* PASSAGE PROVIDED:
• • • •

This page is to show my process in simulating data made by the package ‘squidSim’ to test different sample sizes and variances for a discriminant analysis prior to running my observed data. This analysis and simulating data is novel to me and I am choosing to write down the steps to help myself at a later time, and to have simulated data to compare my observed data analysis to.
I have a small data set of adult American barn owls (Tyto furcata) I am using to run an LDA prior to using this analysis on nestling American barn owls (hereafter, barn owls). My goal is to identify the emergence of the reverse sexual dimorphism that appears in this species and to determine if an LDA can help sex these individuals at an earlier age (ie prior to full body plumage coloration). Linear discriminant analyses have been used for sexing individual bird species for decades(cite). Recently, there was a paper explaining how the different methods of using this analysis may have led to poorly understood and even misused results. I aim to remove that uncertainty about my data and species by using ‘squidSim’, an r package for simulating data populations to determine prior to running my own data, if it is plausible to use an LDA on my birds.

• • • •

* STORED ROWS:
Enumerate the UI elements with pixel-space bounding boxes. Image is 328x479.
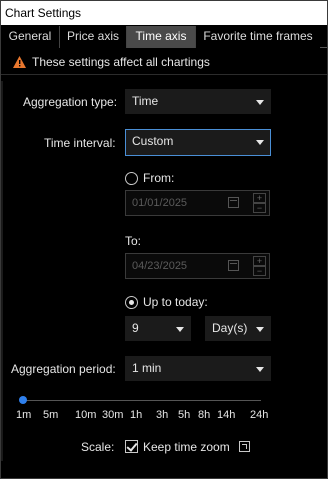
slider-tick-label: 30m bbox=[102, 409, 124, 421]
aggregation-period-slider-handle[interactable] bbox=[19, 396, 27, 404]
day-count-value: 9 bbox=[132, 321, 139, 335]
chevron-down-icon bbox=[256, 327, 264, 332]
scale-label: Scale: bbox=[81, 440, 115, 454]
decrement-button[interactable]: − bbox=[253, 203, 266, 213]
from-radio[interactable] bbox=[125, 172, 138, 185]
aggregation-type-value: Time bbox=[132, 94, 159, 108]
slider-tick-label: 1m bbox=[16, 409, 32, 421]
slider-tick-label: 10m bbox=[75, 409, 97, 421]
slider-tick-label: 24h bbox=[250, 409, 269, 421]
calendar-icon[interactable] bbox=[228, 197, 239, 208]
tab-general[interactable]: General bbox=[1, 26, 60, 48]
to-date-field[interactable]: 04/23/2025 + − bbox=[125, 253, 270, 279]
increment-button[interactable]: + bbox=[253, 256, 266, 266]
slider-tick-label: 14h bbox=[217, 409, 236, 421]
keep-time-zoom-checkbox[interactable] bbox=[125, 440, 138, 453]
aggregation-period-value: 1 min bbox=[132, 361, 162, 375]
day-unit-select[interactable]: Day(s) bbox=[205, 316, 271, 341]
slider-tick-label: 1h bbox=[130, 409, 143, 421]
slider-tick-label: 8h bbox=[198, 409, 211, 421]
window-title: Chart Settings bbox=[1, 1, 327, 25]
slider-tick-label: 3h bbox=[156, 409, 169, 421]
slider-tick-label: 5h bbox=[178, 409, 191, 421]
day-count-select[interactable]: 9 bbox=[125, 316, 191, 341]
increment-button[interactable]: + bbox=[253, 193, 266, 203]
left-edge bbox=[1, 81, 3, 461]
day-unit-value: Day(s) bbox=[212, 321, 248, 335]
decrement-button[interactable]: − bbox=[253, 266, 266, 276]
notice-text: These settings affect all chartings bbox=[32, 54, 210, 69]
tab-favorite-time-frames[interactable]: Favorite time frames bbox=[196, 26, 320, 48]
time-interval-select[interactable]: Custom bbox=[125, 129, 271, 156]
from-date-value: 01/01/2025 bbox=[132, 197, 188, 209]
slider-tick-label: 5m bbox=[43, 409, 59, 421]
time-interval-value: Custom bbox=[132, 134, 174, 148]
external-link-icon[interactable] bbox=[239, 441, 250, 452]
aggregation-type-select[interactable]: Time bbox=[125, 89, 271, 114]
tab-time-axis[interactable]: Time axis bbox=[127, 26, 196, 48]
aggregation-period-label: Aggregation period: bbox=[11, 362, 116, 376]
chart-settings-window: Chart Settings General Price axis Time a… bbox=[0, 0, 328, 479]
aggregation-type-label: Aggregation type: bbox=[23, 95, 118, 109]
chevron-down-icon bbox=[256, 100, 264, 105]
chevron-down-icon bbox=[176, 327, 184, 332]
time-interval-label: Time interval: bbox=[44, 136, 116, 150]
chevron-down-icon bbox=[256, 367, 264, 372]
to-date-value: 04/23/2025 bbox=[132, 260, 188, 272]
keep-time-zoom-label: Keep time zoom bbox=[143, 440, 230, 454]
to-label: To: bbox=[125, 234, 142, 248]
from-label: From: bbox=[143, 171, 175, 185]
up-to-today-radio[interactable] bbox=[125, 296, 138, 309]
calendar-icon[interactable] bbox=[228, 260, 239, 271]
tab-bar: General Price axis Time axis Favorite ti… bbox=[1, 26, 327, 48]
tab-price-axis[interactable]: Price axis bbox=[60, 26, 127, 48]
settings-notice: These settings affect all chartings bbox=[1, 49, 327, 75]
aggregation-period-slider-track[interactable] bbox=[23, 400, 261, 401]
from-date-field[interactable]: 01/01/2025 + − bbox=[125, 190, 270, 216]
up-to-today-label: Up to today: bbox=[143, 295, 208, 309]
chevron-down-icon bbox=[256, 140, 264, 145]
aggregation-period-select[interactable]: 1 min bbox=[125, 356, 271, 381]
warning-icon bbox=[13, 55, 26, 68]
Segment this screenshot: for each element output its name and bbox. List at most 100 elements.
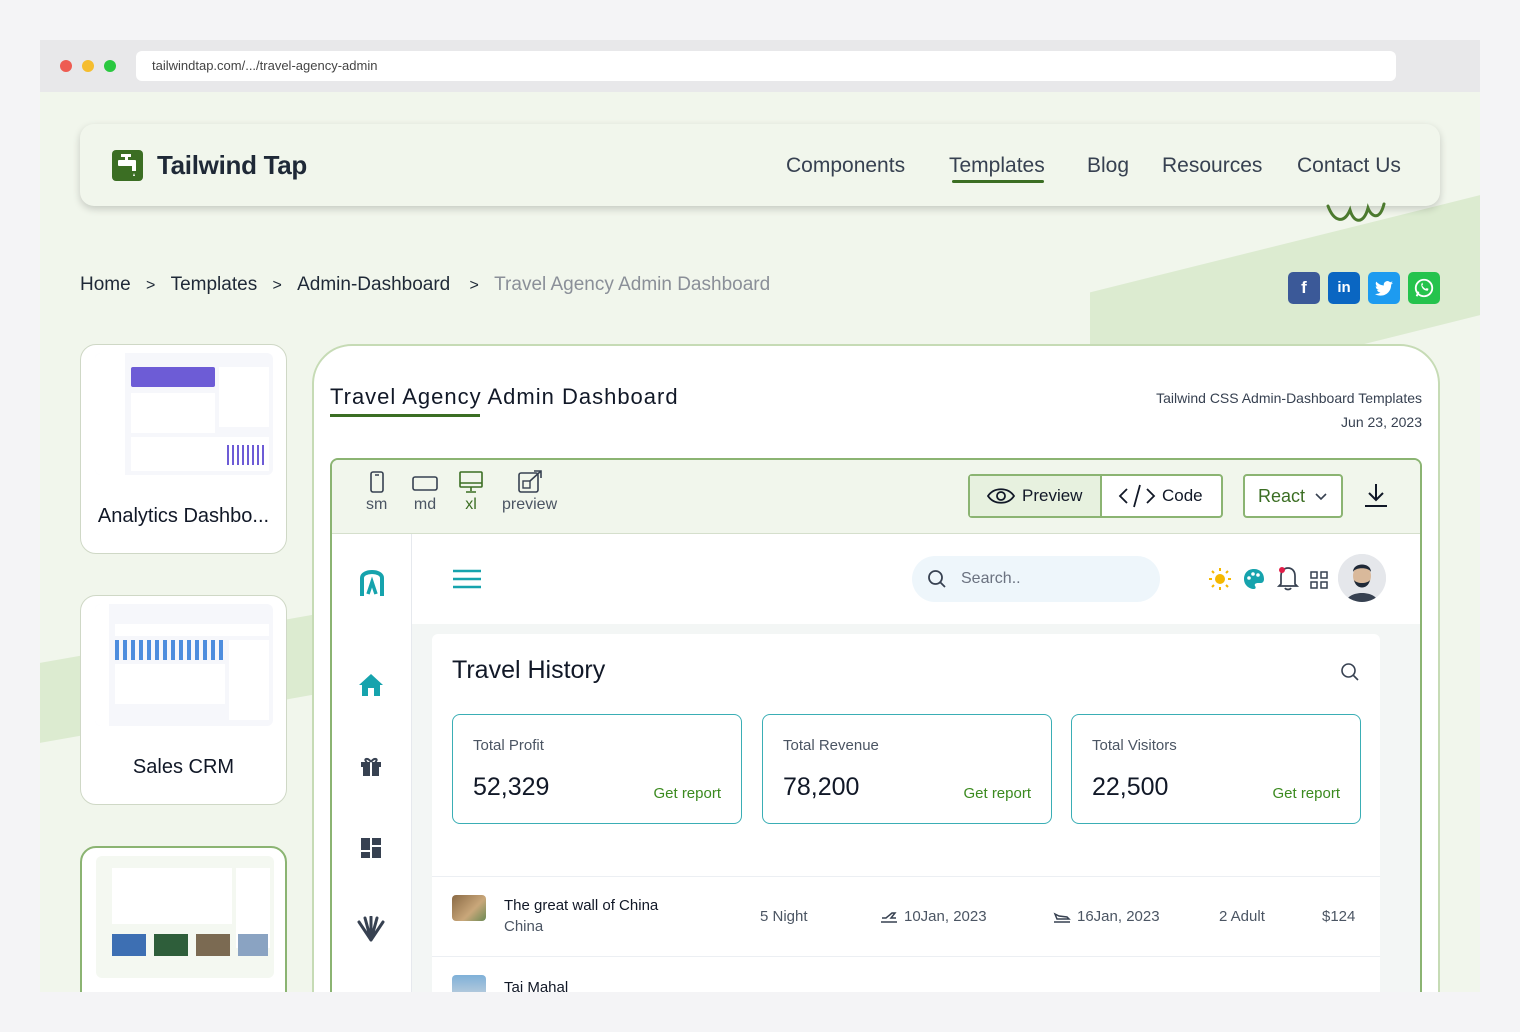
template-thumbnail [95, 604, 273, 726]
embedded-app: Search.. Travel History Total Profit 52,… [332, 534, 1420, 992]
maximize-window-dot[interactable] [104, 60, 116, 72]
browser-chrome: tailwindtap.com/.../travel-agency-admin [40, 40, 1480, 92]
viewport-label: md [413, 496, 437, 513]
brand-name[interactable]: Tailwind Tap [157, 150, 307, 181]
user-avatar[interactable] [1338, 554, 1386, 602]
sun-icon[interactable] [1208, 567, 1232, 591]
chevron-down-icon [1315, 493, 1327, 501]
framework-value: React [1258, 486, 1306, 506]
trip-departure-date: 10Jan, 2023 [904, 908, 987, 925]
gift-icon[interactable] [359, 754, 383, 778]
template-card-travel-agency[interactable] [80, 846, 287, 992]
stat-card-total-profit: Total Profit 52,329 Get report [452, 714, 742, 824]
code-button-label: Code [1162, 486, 1203, 505]
get-report-link[interactable]: Get report [653, 785, 721, 802]
close-window-dot[interactable] [60, 60, 72, 72]
palette-icon[interactable] [1243, 568, 1265, 590]
search-icon [928, 570, 946, 588]
preview-toolbar: sm md xl preview Preview Code React [332, 460, 1420, 534]
viewport-label: xl [465, 496, 477, 513]
site-navbar: Tailwind Tap Components Templates Blog R… [80, 124, 1440, 206]
external-link-icon [517, 470, 542, 493]
trip-nights: 5 Night [760, 908, 808, 925]
download-icon[interactable] [1362, 482, 1390, 510]
home-icon[interactable] [357, 672, 385, 698]
get-report-link[interactable]: Get report [963, 785, 1031, 802]
mobile-icon [369, 471, 384, 493]
plane-arrival-icon [1053, 912, 1071, 923]
template-card-label: Sales CRM [132, 756, 235, 778]
app-topbar: Search.. [412, 534, 1420, 624]
viewport-label: preview [502, 496, 558, 513]
template-preview-card: Travel Agency Admin Dashboard Tailwind C… [312, 344, 1440, 992]
destination-thumbnail [452, 895, 486, 921]
browser-window: tailwindtap.com/.../travel-agency-admin … [40, 40, 1480, 992]
viewport-sm-button[interactable]: sm [366, 470, 387, 514]
template-card-label: Analytics Dashbo... [97, 505, 270, 527]
minimize-window-dot[interactable] [82, 60, 94, 72]
decorative-squiggle-icon [1326, 202, 1386, 222]
template-title: Travel Agency Admin Dashboard [330, 384, 679, 409]
trip-name: Taj Mahal [504, 979, 569, 992]
active-nav-indicator [952, 180, 1044, 183]
trip-price: $124 [1322, 908, 1356, 925]
apps-grid-icon[interactable] [1310, 571, 1328, 589]
palm-leaf-icon[interactable] [356, 916, 386, 942]
breadcrumb-current: Travel Agency Admin Dashboard [494, 274, 771, 295]
eye-icon [986, 488, 1016, 504]
facebook-icon[interactable]: f [1288, 272, 1320, 304]
app-logo-icon[interactable] [358, 564, 386, 598]
trip-guests: 2 Adult [1219, 908, 1265, 925]
stat-card-total-visitors: Total Visitors 22,500 Get report [1071, 714, 1361, 824]
linkedin-icon[interactable]: in [1328, 272, 1360, 304]
chevron-right-icon: > [145, 277, 156, 294]
breadcrumb-home[interactable]: Home [80, 274, 131, 296]
breadcrumb-templates[interactable]: Templates [171, 274, 258, 296]
nav-link-components[interactable]: Components [786, 154, 905, 178]
notification-bell-icon[interactable] [1276, 565, 1300, 591]
preview-frame: sm md xl preview Preview Code React Sear… [330, 458, 1422, 992]
template-card-analytics[interactable]: Analytics Dashbo... [80, 344, 287, 554]
dashboard-icon[interactable] [359, 836, 383, 860]
code-button[interactable]: Code [1104, 476, 1221, 516]
stat-title: Total Revenue [783, 737, 879, 754]
nav-link-blog[interactable]: Blog [1087, 154, 1129, 178]
template-category[interactable]: Tailwind CSS Admin-Dashboard Templates [1156, 390, 1422, 406]
trip-arrival-date: 16Jan, 2023 [1077, 908, 1160, 925]
template-thumbnail [96, 856, 274, 978]
template-thumbnail [95, 353, 273, 475]
chevron-right-icon: > [272, 277, 282, 294]
stat-title: Total Visitors [1092, 737, 1177, 754]
trip-name: The great wall of China [504, 897, 659, 914]
search-icon[interactable] [1340, 662, 1360, 682]
chevron-right-icon: > [469, 277, 479, 294]
code-icon [1118, 484, 1156, 508]
nav-link-contact-us[interactable]: Contact Us [1297, 154, 1401, 178]
table-row[interactable]: Taj Mahal [432, 956, 1380, 992]
viewport-xl-button[interactable]: xl [459, 470, 483, 514]
preview-button[interactable]: Preview [970, 476, 1102, 516]
tablet-icon [412, 476, 438, 491]
get-report-link[interactable]: Get report [1272, 785, 1340, 802]
app-search-input[interactable]: Search.. [912, 556, 1160, 602]
preview-new-tab-button[interactable]: preview [502, 470, 557, 514]
whatsapp-icon[interactable] [1408, 272, 1440, 304]
nav-link-templates[interactable]: Templates [949, 154, 1045, 178]
travel-history-panel: Travel History Total Profit 52,329 Get r… [432, 634, 1380, 992]
address-bar[interactable]: tailwindtap.com/.../travel-agency-admin [136, 51, 1396, 81]
twitter-icon[interactable] [1368, 272, 1400, 304]
title-underline [330, 414, 480, 417]
viewport-md-button[interactable]: md [412, 470, 438, 514]
nav-link-resources[interactable]: Resources [1162, 154, 1262, 178]
template-card-sales-crm[interactable]: Sales CRM [80, 595, 287, 805]
preview-code-toggle: Preview Code [968, 474, 1223, 518]
viewport-label: sm [366, 496, 388, 513]
breadcrumb-admin-dashboard[interactable]: Admin-Dashboard [297, 274, 450, 296]
plane-departure-icon [881, 912, 897, 923]
table-row[interactable]: The great wall of China China 5 Night 10… [432, 876, 1380, 956]
framework-select[interactable]: React [1243, 474, 1343, 518]
hamburger-menu-icon[interactable] [452, 568, 482, 590]
panel-title: Travel History [452, 656, 606, 684]
destination-thumbnail [452, 975, 486, 992]
tailwind-tap-logo-icon[interactable] [112, 150, 143, 181]
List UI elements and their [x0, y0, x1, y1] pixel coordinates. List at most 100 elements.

• • • •

* EXERCISE TASK: Put this sentence from the barn owl simulation text into Spanish: "Recently, there was a paper explaining how the different methods of using this analysis may have led to poorly understood and even misused results."

* THE RESPONSE: Recientemente se publicó un artículo que explicaba cómo los distintos métodos de uso de este análisis pueden haber dado lugar a resultados mal comprendidos e incluso mal utilizados.